| Task goal |
Write out the listing exactly as it is given.

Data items

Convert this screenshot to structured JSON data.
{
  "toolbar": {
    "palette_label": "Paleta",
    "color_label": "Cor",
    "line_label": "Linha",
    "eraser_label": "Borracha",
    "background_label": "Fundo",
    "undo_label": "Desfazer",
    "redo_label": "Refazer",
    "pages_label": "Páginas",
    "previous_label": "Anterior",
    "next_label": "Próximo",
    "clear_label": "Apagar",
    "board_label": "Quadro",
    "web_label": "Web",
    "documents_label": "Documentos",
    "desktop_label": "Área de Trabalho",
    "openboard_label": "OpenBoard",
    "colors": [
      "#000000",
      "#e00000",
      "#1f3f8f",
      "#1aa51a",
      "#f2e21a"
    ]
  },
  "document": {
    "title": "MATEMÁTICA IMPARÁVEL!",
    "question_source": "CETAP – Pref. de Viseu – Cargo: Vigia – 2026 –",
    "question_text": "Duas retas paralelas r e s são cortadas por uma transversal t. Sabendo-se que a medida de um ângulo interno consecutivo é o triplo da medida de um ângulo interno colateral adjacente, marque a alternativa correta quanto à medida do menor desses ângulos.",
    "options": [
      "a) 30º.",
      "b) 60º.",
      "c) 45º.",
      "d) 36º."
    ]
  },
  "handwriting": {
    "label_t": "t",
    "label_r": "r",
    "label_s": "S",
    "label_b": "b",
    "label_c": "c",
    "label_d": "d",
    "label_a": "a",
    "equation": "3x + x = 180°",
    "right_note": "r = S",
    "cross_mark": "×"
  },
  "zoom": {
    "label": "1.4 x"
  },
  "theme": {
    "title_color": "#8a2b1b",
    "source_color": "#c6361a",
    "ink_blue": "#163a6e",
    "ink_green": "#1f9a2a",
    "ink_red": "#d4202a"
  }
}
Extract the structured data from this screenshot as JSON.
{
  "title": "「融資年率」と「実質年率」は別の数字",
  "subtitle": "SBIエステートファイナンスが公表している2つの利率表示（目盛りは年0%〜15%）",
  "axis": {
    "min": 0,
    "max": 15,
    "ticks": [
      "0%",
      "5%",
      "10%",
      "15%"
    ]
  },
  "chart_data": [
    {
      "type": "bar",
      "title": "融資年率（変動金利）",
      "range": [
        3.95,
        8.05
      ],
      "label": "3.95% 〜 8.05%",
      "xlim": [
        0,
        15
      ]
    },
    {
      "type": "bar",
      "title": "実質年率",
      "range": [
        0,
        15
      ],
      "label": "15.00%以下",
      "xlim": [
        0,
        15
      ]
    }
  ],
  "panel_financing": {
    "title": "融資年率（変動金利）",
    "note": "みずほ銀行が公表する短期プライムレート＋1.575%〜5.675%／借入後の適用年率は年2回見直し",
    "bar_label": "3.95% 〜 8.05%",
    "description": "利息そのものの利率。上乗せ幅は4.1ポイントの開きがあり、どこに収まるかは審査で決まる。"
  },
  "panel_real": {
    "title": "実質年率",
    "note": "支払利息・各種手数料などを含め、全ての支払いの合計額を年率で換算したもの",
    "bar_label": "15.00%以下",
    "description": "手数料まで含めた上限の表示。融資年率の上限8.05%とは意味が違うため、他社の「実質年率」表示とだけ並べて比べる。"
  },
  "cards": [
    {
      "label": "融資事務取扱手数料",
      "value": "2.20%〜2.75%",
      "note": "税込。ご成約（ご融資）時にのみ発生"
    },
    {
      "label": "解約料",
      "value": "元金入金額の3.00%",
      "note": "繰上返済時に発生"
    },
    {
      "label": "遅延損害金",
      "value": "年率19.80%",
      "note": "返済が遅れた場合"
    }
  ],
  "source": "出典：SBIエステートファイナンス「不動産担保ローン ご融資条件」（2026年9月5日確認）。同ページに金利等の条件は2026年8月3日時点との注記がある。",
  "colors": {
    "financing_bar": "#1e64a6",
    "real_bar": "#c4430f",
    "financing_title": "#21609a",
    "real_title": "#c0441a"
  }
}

| Complete answer |
Convert this screenshot to structured JSON data.
{
  "toolbar": {
    "palette_label": "Paleta",
    "color_label": "Cor",
    "line_label": "Linha",
    "eraser_label": "Borracha",
    "background_label": "Fundo",
    "undo_label": "Desfazer",
    "redo_label": "Refazer",
    "pages_label": "Páginas",
    "previous_label": "Anterior",
    "next_label": "Próximo",
    "clear_label": "Apagar",
    "board_label": "Quadro",
    "web_label": "Web",
    "documents_label": "Documentos",
    "desktop_label": "Área de Trabalho",
    "openboard_label": "OpenBoard",
    "colors": [
      "#000000",
      "#e00000",
      "#1f3f8f",
      "#1aa51a",
      "#f2e21a"
    ]
  },
  "document": {
    "title": "MATEMÁTICA IMPARÁVEL!",
    "question_source": "CETAP – Pref. de Viseu – Cargo: Vigia – 2026 –",
    "question_text": "Duas retas paralelas r e s são cortadas por uma transversal t. Sabendo-se que a medida de um ângulo interno consecutivo é o triplo da medida de um ângulo interno colateral adjacente, marque a alternativa correta quanto à medida do menor desses ângulos.",
    "options": [
      "a) 30º.",
      "b) 60º.",
      "c) 45º.",
      "d) 36º."
    ]
  },
  "handwriting": {
    "label_t": "t",
    "label_r": "r",
    "label_s": "S",
    "label_b": "b",
    "label_c": "c",
    "label_d": "d",
    "label_a": "a",
    "equation": "3x + x = 180°",
    "right_note": "r = S",
    "cross_mark": "×"
  },
  "zoom": {
    "label": "1.4 x"
  },
  "theme": {
    "title_color": "#8a2b1b",
    "source_color": "#c6361a",
    "ink_blue": "#163a6e",
    "ink_green": "#1f9a2a",
    "ink_red": "#d4202a"
  }
}
Extract the structured data from this screenshot as JSON.
{
  "title": "「融資年率」と「実質年率」は別の数字",
  "subtitle": "SBIエステートファイナンスが公表している2つの利率表示（目盛りは年0%〜15%）",
  "axis": {
    "min": 0,
    "max": 15,
    "ticks": [
      "0%",
      "5%",
      "10%",
      "15%"
    ]
  },
  "chart_data": [
    {
      "type": "bar",
      "title": "融資年率（変動金利）",
      "range": [
        3.95,
        8.05
      ],
      "label": "3.95% 〜 8.05%",
      "xlim": [
        0,
        15
      ]
    },
    {
      "type": "bar",
      "title": "実質年率",
      "range": [
        0,
        15
      ],
      "label": "15.00%以下",
      "xlim": [
        0,
        15
      ]
    }
  ],
  "panel_financing": {
    "title": "融資年率（変動金利）",
    "note": "みずほ銀行が公表する短期プライムレート＋1.575%〜5.675%／借入後の適用年率は年2回見直し",
    "bar_label": "3.95% 〜 8.05%",
    "description": "利息そのものの利率。上乗せ幅は4.1ポイントの開きがあり、どこに収まるかは審査で決まる。"
  },
  "panel_real": {
    "title": "実質年率",
    "note": "支払利息・各種手数料などを含め、全ての支払いの合計額を年率で換算したもの",
    "bar_label": "15.00%以下",
    "description": "手数料まで含めた上限の表示。融資年率の上限8.05%とは意味が違うため、他社の「実質年率」表示とだけ並べて比べる。"
  },
  "cards": [
    {
      "label": "融資事務取扱手数料",
      "value": "2.20%〜2.75%",
      "note": "税込。ご成約（ご融資）時にのみ発生"
    },
    {
      "label": "解約料",
      "value": "元金入金額の3.00%",
      "note": "繰上返済時に発生"
    },
    {
      "label": "遅延損害金",
      "value": "年率19.80%",
      "note": "返済が遅れた場合"
    }
  ],
  "source": "出典：SBIエステートファイナンス「不動産担保ローン ご融資条件」（2026年9月5日確認）。同ページに金利等の条件は2026年8月3日時点との注記がある。",
  "colors": {
    "financing_bar": "#1e64a6",
    "real_bar": "#c4430f",
    "financing_title": "#21609a",
    "real_title": "#c0441a"
  }
}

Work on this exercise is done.